§ Input data:
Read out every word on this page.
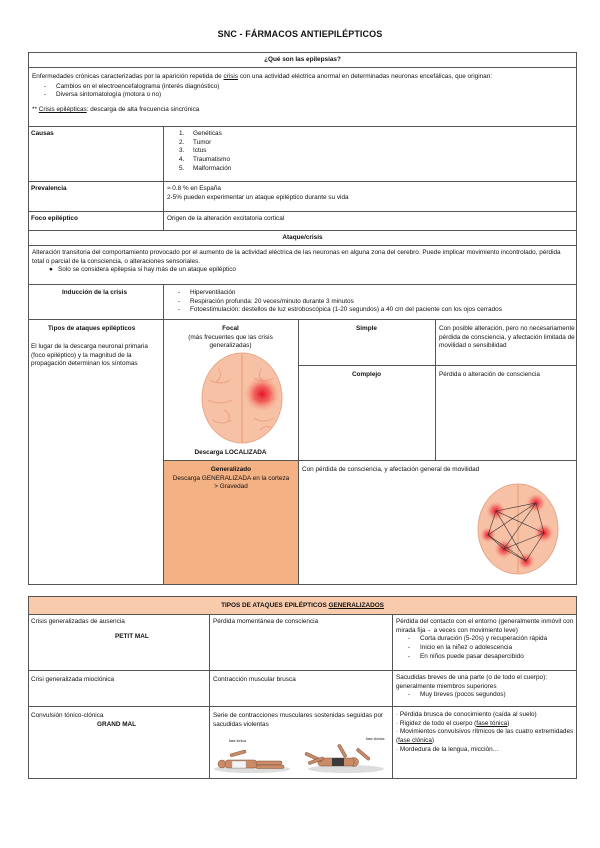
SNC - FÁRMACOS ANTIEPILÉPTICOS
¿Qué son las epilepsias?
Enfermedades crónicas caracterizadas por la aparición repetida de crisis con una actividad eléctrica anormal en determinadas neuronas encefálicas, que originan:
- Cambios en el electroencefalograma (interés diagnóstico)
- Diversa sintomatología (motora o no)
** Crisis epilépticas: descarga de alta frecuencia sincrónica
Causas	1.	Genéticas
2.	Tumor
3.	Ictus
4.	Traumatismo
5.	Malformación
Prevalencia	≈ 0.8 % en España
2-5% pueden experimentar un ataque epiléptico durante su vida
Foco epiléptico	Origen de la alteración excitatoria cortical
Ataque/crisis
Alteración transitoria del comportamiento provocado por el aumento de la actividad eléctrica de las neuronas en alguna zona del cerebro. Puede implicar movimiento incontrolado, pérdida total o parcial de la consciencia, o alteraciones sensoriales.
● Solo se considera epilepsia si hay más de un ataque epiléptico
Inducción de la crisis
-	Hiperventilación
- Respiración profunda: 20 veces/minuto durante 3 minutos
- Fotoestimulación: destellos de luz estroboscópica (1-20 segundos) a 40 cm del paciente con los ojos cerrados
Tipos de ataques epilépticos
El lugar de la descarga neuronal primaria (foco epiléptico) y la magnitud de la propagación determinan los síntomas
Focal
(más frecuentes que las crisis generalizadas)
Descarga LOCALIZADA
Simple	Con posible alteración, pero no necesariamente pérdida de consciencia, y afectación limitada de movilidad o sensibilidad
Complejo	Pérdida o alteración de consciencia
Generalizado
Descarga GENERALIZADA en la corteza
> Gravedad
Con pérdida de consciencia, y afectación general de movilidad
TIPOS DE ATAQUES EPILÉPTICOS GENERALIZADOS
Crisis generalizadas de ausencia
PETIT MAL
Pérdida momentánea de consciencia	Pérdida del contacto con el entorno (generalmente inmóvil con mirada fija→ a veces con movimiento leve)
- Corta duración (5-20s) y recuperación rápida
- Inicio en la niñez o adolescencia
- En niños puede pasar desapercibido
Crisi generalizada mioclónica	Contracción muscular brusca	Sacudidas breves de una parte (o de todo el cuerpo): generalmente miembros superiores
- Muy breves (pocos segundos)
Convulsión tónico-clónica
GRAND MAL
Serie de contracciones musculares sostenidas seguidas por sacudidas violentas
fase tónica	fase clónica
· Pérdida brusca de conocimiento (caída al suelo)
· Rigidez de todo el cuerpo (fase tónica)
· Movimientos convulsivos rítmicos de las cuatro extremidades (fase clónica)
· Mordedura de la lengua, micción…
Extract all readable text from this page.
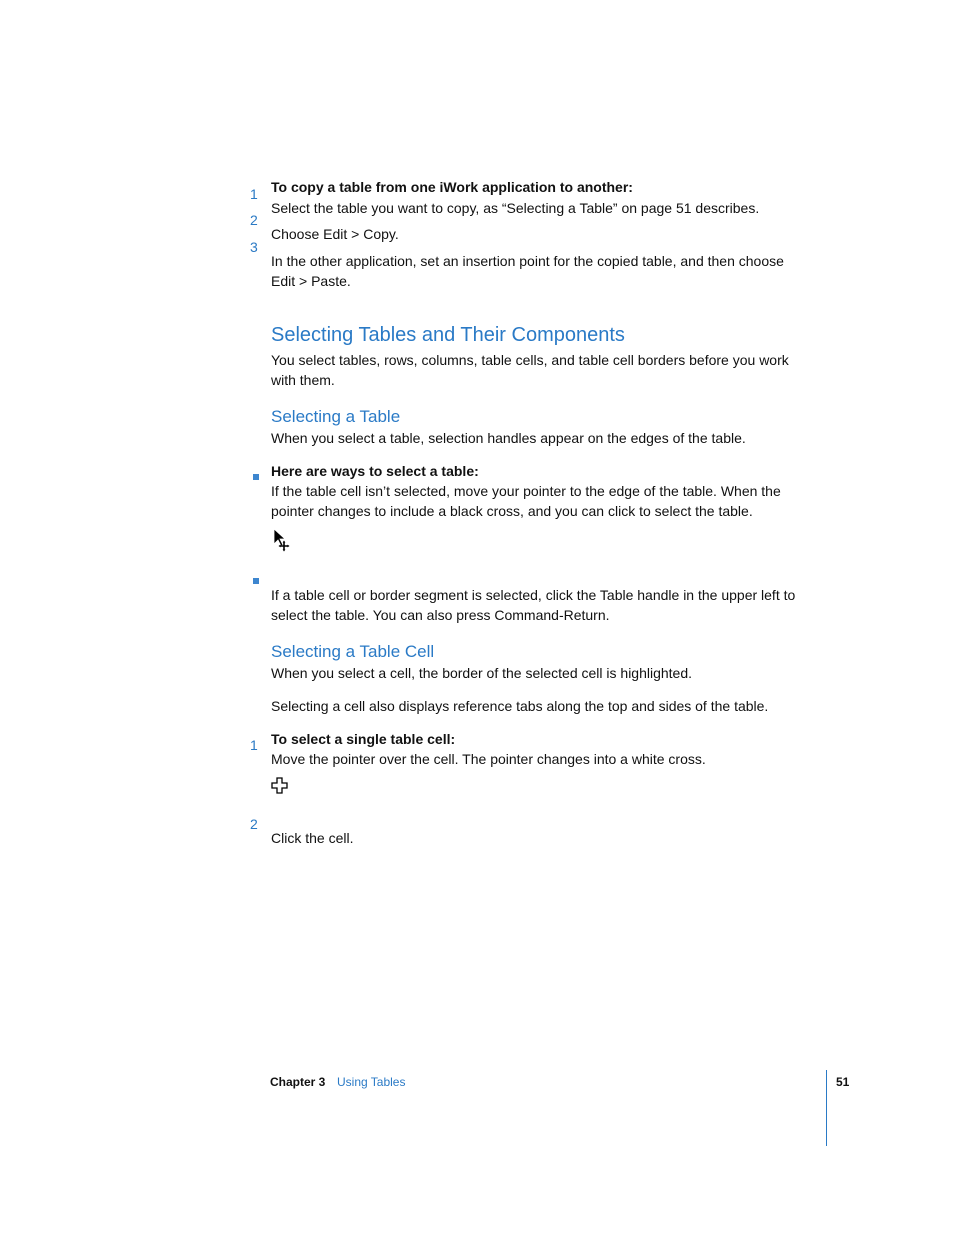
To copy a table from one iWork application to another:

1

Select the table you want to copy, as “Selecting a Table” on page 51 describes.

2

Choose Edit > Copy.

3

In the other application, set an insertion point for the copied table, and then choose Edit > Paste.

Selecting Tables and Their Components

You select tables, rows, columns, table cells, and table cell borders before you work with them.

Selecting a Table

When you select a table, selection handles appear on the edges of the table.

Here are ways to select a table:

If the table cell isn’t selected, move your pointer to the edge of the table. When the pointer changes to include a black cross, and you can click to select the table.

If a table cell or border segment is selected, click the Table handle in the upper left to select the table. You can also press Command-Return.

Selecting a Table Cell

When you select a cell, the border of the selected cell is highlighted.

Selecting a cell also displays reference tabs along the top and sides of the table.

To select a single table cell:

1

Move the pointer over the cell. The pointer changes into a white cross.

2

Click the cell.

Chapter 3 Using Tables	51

--

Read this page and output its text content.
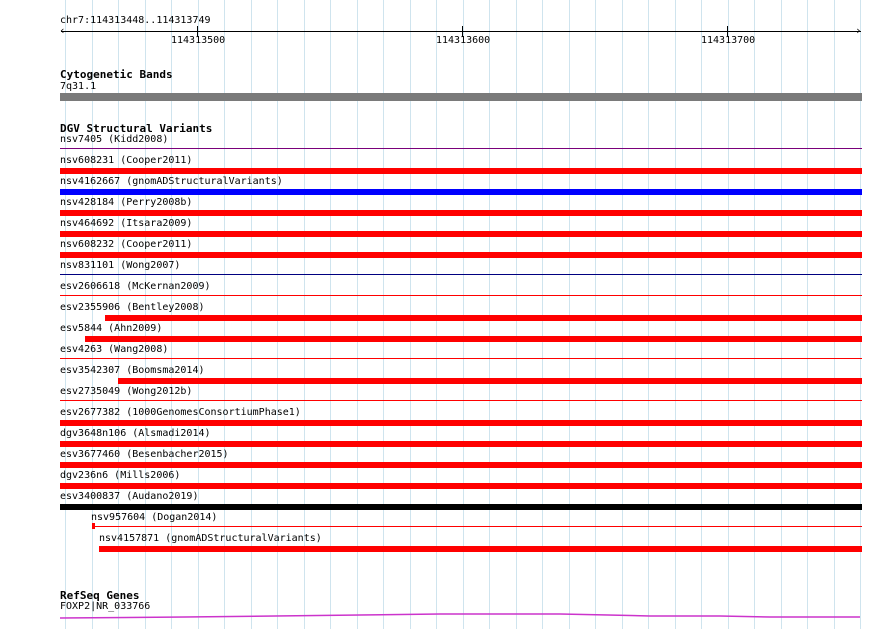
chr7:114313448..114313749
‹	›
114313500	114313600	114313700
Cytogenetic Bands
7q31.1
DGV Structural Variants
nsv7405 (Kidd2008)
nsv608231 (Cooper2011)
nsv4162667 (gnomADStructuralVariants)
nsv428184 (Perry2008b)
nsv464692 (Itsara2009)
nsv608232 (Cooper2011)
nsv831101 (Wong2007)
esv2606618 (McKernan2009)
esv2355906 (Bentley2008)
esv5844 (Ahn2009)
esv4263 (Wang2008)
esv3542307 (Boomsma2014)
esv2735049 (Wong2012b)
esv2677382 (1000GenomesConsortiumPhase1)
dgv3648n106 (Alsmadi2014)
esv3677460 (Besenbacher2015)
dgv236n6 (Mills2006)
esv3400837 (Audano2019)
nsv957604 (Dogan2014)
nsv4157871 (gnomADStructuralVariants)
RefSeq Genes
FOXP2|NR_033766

§ Directions: Return every line from the entries that holds the string "text".

§ Exercise response:
Extract all readable text from this page.
Read this page and output its text content.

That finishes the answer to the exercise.